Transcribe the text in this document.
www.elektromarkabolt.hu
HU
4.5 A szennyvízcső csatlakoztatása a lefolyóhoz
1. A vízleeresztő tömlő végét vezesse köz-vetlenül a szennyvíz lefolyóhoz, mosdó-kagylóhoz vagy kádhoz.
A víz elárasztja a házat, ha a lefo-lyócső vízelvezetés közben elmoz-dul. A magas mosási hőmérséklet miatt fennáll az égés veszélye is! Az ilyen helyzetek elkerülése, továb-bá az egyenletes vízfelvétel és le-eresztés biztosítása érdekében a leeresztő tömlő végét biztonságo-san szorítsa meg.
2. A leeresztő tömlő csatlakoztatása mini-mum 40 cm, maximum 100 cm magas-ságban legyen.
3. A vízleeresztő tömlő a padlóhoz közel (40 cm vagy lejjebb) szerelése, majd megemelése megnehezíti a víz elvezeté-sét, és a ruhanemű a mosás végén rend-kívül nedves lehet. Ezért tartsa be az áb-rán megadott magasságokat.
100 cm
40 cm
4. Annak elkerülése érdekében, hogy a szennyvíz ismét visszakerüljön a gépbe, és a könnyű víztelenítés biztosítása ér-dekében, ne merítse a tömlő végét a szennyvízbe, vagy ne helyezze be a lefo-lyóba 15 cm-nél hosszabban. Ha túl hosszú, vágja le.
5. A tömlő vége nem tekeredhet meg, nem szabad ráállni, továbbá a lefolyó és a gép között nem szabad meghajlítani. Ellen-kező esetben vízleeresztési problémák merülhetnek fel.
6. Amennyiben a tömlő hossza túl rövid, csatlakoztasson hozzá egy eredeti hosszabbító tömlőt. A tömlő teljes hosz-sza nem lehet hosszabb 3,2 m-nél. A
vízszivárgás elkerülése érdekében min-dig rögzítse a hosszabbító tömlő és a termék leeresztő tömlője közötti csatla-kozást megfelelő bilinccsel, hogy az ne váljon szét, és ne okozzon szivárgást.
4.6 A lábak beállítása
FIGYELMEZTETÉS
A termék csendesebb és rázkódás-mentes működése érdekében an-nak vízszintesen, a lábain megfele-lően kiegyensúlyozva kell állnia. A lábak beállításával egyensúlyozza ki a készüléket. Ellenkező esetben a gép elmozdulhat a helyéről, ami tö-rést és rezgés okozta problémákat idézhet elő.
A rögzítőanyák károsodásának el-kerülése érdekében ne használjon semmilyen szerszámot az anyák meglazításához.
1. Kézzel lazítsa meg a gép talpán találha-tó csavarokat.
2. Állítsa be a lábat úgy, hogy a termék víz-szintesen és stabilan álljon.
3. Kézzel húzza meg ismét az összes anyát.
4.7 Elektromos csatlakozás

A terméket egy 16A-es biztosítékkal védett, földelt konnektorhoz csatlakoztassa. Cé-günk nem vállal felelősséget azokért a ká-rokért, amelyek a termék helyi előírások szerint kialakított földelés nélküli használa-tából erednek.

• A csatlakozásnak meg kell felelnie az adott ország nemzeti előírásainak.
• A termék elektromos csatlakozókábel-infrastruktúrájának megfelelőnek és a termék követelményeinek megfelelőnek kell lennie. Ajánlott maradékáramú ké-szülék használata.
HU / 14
_ _ _ _ _
Short problem: Go through the listing and print each line exactly as it appears.

Answer in full:
Transcribe the text in this document.
www.elektromarkabolt.hu
HU
4.5 A szennyvízcső csatlakoztatása a lefolyóhoz
1. A vízleeresztő tömlő végét vezesse köz-vetlenül a szennyvíz lefolyóhoz, mosdó-kagylóhoz vagy kádhoz.
A víz elárasztja a házat, ha a lefo-lyócső vízelvezetés közben elmoz-dul. A magas mosási hőmérséklet miatt fennáll az égés veszélye is! Az ilyen helyzetek elkerülése, továb-bá az egyenletes vízfelvétel és le-eresztés biztosítása érdekében a leeresztő tömlő végét biztonságo-san szorítsa meg.
2. A leeresztő tömlő csatlakoztatása mini-mum 40 cm, maximum 100 cm magas-ságban legyen.
3. A vízleeresztő tömlő a padlóhoz közel (40 cm vagy lejjebb) szerelése, majd megemelése megnehezíti a víz elvezeté-sét, és a ruhanemű a mosás végén rend-kívül nedves lehet. Ezért tartsa be az áb-rán megadott magasságokat.
100 cm
40 cm
4. Annak elkerülése érdekében, hogy a szennyvíz ismét visszakerüljön a gépbe, és a könnyű víztelenítés biztosítása ér-dekében, ne merítse a tömlő végét a szennyvízbe, vagy ne helyezze be a lefo-lyóba 15 cm-nél hosszabban. Ha túl hosszú, vágja le.
5. A tömlő vége nem tekeredhet meg, nem szabad ráállni, továbbá a lefolyó és a gép között nem szabad meghajlítani. Ellen-kező esetben vízleeresztési problémák merülhetnek fel.
6. Amennyiben a tömlő hossza túl rövid, csatlakoztasson hozzá egy eredeti hosszabbító tömlőt. A tömlő teljes hosz-sza nem lehet hosszabb 3,2 m-nél. A
vízszivárgás elkerülése érdekében min-dig rögzítse a hosszabbító tömlő és a termék leeresztő tömlője közötti csatla-kozást megfelelő bilinccsel, hogy az ne váljon szét, és ne okozzon szivárgást.
4.6 A lábak beállítása
FIGYELMEZTETÉS
A termék csendesebb és rázkódás-mentes működése érdekében an-nak vízszintesen, a lábain megfele-lően kiegyensúlyozva kell állnia. A lábak beállításával egyensúlyozza ki a készüléket. Ellenkező esetben a gép elmozdulhat a helyéről, ami tö-rést és rezgés okozta problémákat idézhet elő.
A rögzítőanyák károsodásának el-kerülése érdekében ne használjon semmilyen szerszámot az anyák meglazításához.
1. Kézzel lazítsa meg a gép talpán találha-tó csavarokat.
2. Állítsa be a lábat úgy, hogy a termék víz-szintesen és stabilan álljon.
3. Kézzel húzza meg ismét az összes anyát.
4.7 Elektromos csatlakozás

A terméket egy 16A-es biztosítékkal védett, földelt konnektorhoz csatlakoztassa. Cé-günk nem vállal felelősséget azokért a ká-rokért, amelyek a termék helyi előírások szerint kialakított földelés nélküli használa-tából erednek.

• A csatlakozásnak meg kell felelnie az adott ország nemzeti előírásainak.
• A termék elektromos csatlakozókábel-infrastruktúrájának megfelelőnek és a termék követelményeinek megfelelőnek kell lennie. Ajánlott maradékáramú ké-szülék használata.
HU / 14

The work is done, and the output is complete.